▶ [Stated problem] From the entries provided below, copy each line that contains the word "können".
## START Recorded information
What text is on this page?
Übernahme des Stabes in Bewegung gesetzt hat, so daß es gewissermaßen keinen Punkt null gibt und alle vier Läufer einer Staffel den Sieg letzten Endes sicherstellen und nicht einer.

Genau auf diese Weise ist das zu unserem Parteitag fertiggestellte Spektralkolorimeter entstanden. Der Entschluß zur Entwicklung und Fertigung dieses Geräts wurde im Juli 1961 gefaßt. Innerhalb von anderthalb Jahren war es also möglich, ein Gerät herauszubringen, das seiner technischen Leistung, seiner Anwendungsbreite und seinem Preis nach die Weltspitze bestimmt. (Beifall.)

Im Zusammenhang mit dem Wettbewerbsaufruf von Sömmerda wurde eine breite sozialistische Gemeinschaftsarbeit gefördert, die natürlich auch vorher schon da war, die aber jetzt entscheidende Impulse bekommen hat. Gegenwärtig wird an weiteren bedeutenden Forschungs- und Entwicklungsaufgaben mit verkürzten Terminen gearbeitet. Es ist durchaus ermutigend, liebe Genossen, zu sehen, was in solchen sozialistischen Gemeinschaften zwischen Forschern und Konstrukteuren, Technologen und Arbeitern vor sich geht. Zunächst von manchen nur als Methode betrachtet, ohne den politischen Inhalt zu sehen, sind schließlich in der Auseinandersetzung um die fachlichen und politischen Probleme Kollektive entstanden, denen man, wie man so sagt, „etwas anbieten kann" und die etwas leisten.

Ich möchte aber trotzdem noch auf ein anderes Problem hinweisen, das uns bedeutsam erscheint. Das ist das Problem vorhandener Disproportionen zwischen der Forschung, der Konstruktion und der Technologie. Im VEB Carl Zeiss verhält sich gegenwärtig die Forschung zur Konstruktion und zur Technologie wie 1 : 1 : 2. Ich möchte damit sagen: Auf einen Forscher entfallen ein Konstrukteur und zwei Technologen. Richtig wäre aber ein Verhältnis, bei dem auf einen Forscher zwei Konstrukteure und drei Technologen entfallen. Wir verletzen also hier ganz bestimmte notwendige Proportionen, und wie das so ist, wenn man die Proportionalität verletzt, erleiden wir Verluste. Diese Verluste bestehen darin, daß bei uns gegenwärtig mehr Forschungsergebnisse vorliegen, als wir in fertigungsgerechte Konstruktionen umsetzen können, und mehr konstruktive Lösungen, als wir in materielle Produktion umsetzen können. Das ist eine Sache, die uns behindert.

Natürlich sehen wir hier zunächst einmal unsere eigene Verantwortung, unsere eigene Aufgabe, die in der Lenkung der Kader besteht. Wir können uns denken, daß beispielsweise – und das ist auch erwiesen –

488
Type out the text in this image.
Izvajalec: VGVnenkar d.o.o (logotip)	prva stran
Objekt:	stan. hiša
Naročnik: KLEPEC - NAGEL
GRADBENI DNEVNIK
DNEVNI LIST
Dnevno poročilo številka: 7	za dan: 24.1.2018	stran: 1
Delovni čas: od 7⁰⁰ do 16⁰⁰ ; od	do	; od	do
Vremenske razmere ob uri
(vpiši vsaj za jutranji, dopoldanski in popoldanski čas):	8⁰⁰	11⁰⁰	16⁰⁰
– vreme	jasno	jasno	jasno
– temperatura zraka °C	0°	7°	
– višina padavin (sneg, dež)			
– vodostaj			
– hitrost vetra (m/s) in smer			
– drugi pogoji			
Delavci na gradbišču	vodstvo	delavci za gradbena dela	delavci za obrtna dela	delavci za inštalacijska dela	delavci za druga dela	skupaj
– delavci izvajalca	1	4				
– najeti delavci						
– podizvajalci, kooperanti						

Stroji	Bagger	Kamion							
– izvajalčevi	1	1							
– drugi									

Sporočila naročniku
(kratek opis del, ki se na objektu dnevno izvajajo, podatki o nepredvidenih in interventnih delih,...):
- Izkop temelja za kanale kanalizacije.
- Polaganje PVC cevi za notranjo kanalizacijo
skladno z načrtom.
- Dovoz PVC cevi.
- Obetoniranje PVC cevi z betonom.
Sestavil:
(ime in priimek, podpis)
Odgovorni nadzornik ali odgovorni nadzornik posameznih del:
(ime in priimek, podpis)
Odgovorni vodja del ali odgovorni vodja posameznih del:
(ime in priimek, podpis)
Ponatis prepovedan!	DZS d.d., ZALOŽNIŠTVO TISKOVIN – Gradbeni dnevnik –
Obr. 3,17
## END Recorded information
▶ [Right answer]
Ich möchte aber trotzdem noch auf ein anderes Problem hinweisen, das uns bedeutsam erscheint. Das ist das Problem vorhandener Disproportionen zwischen der Forschung, der Konstruktion und der Technologie. Im VEB Carl Zeiss verhält sich gegenwärtig die Forschung zur Konstruktion und zur Technologie wie 1 : 1 : 2. Ich möchte damit sagen: Auf einen Forscher entfallen ein Konstrukteur und zwei Technologen. Richtig wäre aber ein Verhältnis, bei dem auf einen Forscher zwei Konstrukteure und drei Technologen entfallen. Wir verletzen also hier ganz bestimmte notwendige Proportionen, und wie das so ist, wenn man die Proportionalität verletzt, erleiden wir Verluste. Diese Verluste bestehen darin, daß bei uns gegenwärtig mehr Forschungsergebnisse vorliegen, als wir in fertigungsgerechte Konstruktionen umsetzen können, und mehr konstruktive Lösungen, als wir in materielle Produktion umsetzen können. Das ist eine Sache, die uns behindert.
Natürlich sehen wir hier zunächst einmal unsere eigene Verantwortung, unsere eigene Aufgabe, die in der Lenkung der Kader besteht. Wir können uns denken, daß beispielsweise – und das ist auch erwiesen –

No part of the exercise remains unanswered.